▶ _Exercise requirements_:
Every entry should be repeated exactly. Omit the pictures.

▶ _Input material_:
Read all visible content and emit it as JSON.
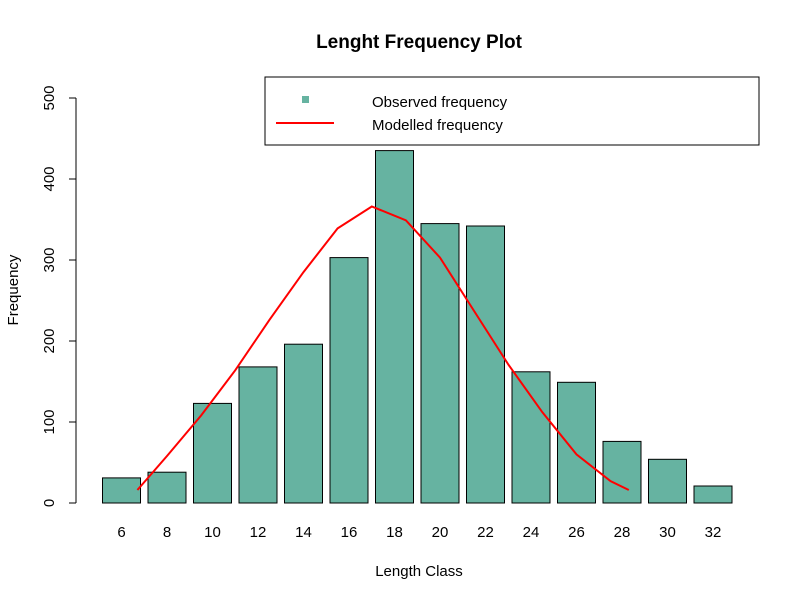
{
  "chart_data": {
    "type": "bar",
    "title": "Lenght Frequency Plot",
    "xlabel": "Length Class",
    "ylabel": "Frequency",
    "ylim": [
      0,
      500
    ],
    "y_ticks": [
      "0",
      "100",
      "200",
      "300",
      "400",
      "500"
    ],
    "categories": [
      "6",
      "8",
      "10",
      "12",
      "14",
      "16",
      "18",
      "20",
      "22",
      "24",
      "26",
      "28",
      "30",
      "32"
    ],
    "series": [
      {
        "name": "Observed frequency",
        "type": "bar",
        "color": "#66b3a1",
        "values": [
          31,
          38,
          123,
          168,
          196,
          303,
          435,
          345,
          342,
          162,
          149,
          76,
          54,
          21
        ]
      },
      {
        "name": "Modelled frequency",
        "type": "line",
        "color": "#ff0000",
        "x": [
          6.7,
          8,
          9.5,
          11,
          12.5,
          14,
          15.5,
          17,
          18.5,
          20,
          21.5,
          23,
          24.5,
          26,
          27.5,
          28.3
        ],
        "values": [
          16,
          58,
          108,
          164,
          226,
          285,
          339,
          366,
          349,
          303,
          237,
          171,
          112,
          60,
          27,
          16
        ]
      }
    ],
    "legend": {
      "position": "top-right"
    },
    "grid": false
  }
}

▶ _Output of the exercise_:
Read all visible content and emit it as JSON.
{
  "chart_data": {
    "type": "bar",
    "title": "Lenght Frequency Plot",
    "xlabel": "Length Class",
    "ylabel": "Frequency",
    "ylim": [
      0,
      500
    ],
    "y_ticks": [
      "0",
      "100",
      "200",
      "300",
      "400",
      "500"
    ],
    "categories": [
      "6",
      "8",
      "10",
      "12",
      "14",
      "16",
      "18",
      "20",
      "22",
      "24",
      "26",
      "28",
      "30",
      "32"
    ],
    "series": [
      {
        "name": "Observed frequency",
        "type": "bar",
        "color": "#66b3a1",
        "values": [
          31,
          38,
          123,
          168,
          196,
          303,
          435,
          345,
          342,
          162,
          149,
          76,
          54,
          21
        ]
      },
      {
        "name": "Modelled frequency",
        "type": "line",
        "color": "#ff0000",
        "x": [
          6.7,
          8,
          9.5,
          11,
          12.5,
          14,
          15.5,
          17,
          18.5,
          20,
          21.5,
          23,
          24.5,
          26,
          27.5,
          28.3
        ],
        "values": [
          16,
          58,
          108,
          164,
          226,
          285,
          339,
          366,
          349,
          303,
          237,
          171,
          112,
          60,
          27,
          16
        ]
      }
    ],
    "legend": {
      "position": "top-right"
    },
    "grid": false
  }
}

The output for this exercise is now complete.